Task goal →
Bring together all lines of the material below that contain the string "rate".

Stored dataset items
------------

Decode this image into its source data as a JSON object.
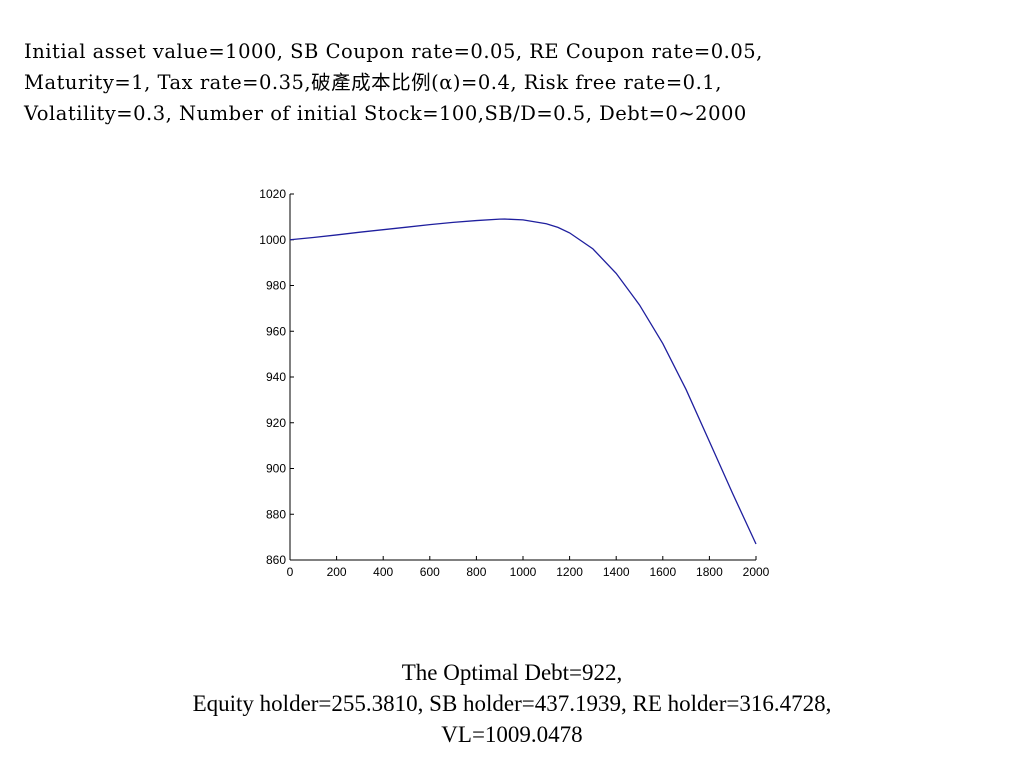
{
  "parameters": {
    "line1": "Initial asset value=1000, SB Coupon rate=0.05, RE Coupon rate=0.05,",
    "line2": "Maturity=1, Tax rate=0.35,破產成本比例(α)=0.4, Risk free rate=0.1,",
    "line3": "Volatility=0.3, Number of initial Stock=100,SB/D=0.5, Debt=0~2000"
  },
  "summary": {
    "line1": "The Optimal Debt=922,",
    "line2": "Equity holder=255.3810, SB holder=437.1939, RE holder=316.4728,",
    "line3": "VL=1009.0478"
  },
  "chart_data": {
    "type": "line",
    "title": "",
    "xlabel": "",
    "ylabel": "",
    "xlim": [
      0,
      2000
    ],
    "ylim": [
      860,
      1020
    ],
    "xticks": [
      "0",
      "200",
      "400",
      "600",
      "800",
      "1000",
      "1200",
      "1400",
      "1600",
      "1800",
      "2000"
    ],
    "yticks": [
      "860",
      "880",
      "900",
      "920",
      "940",
      "960",
      "980",
      "1000",
      "1020"
    ],
    "grid": false,
    "line_color": "#1f1f9e",
    "series": [
      {
        "x": [
          0,
          100,
          200,
          300,
          400,
          500,
          600,
          700,
          800,
          900,
          922,
          1000,
          1100,
          1150,
          1200,
          1300,
          1400,
          1500,
          1600,
          1700,
          1800,
          1900,
          2000
        ],
        "y": [
          1000,
          1001,
          1002.1,
          1003.3,
          1004.4,
          1005.5,
          1006.6,
          1007.6,
          1008.4,
          1009,
          1009.05,
          1008.7,
          1007,
          1005.4,
          1003,
          996,
          985.3,
          971.5,
          954.6,
          934.5,
          911.8,
          889,
          867
        ]
      }
    ]
  }
}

------------

Output →
    "line1": "Initial asset value=1000, SB Coupon rate=0.05, RE Coupon rate=0.05,",
    "line2": "Maturity=1, Tax rate=0.35,破產成本比例(α)=0.4, Risk free rate=0.1,",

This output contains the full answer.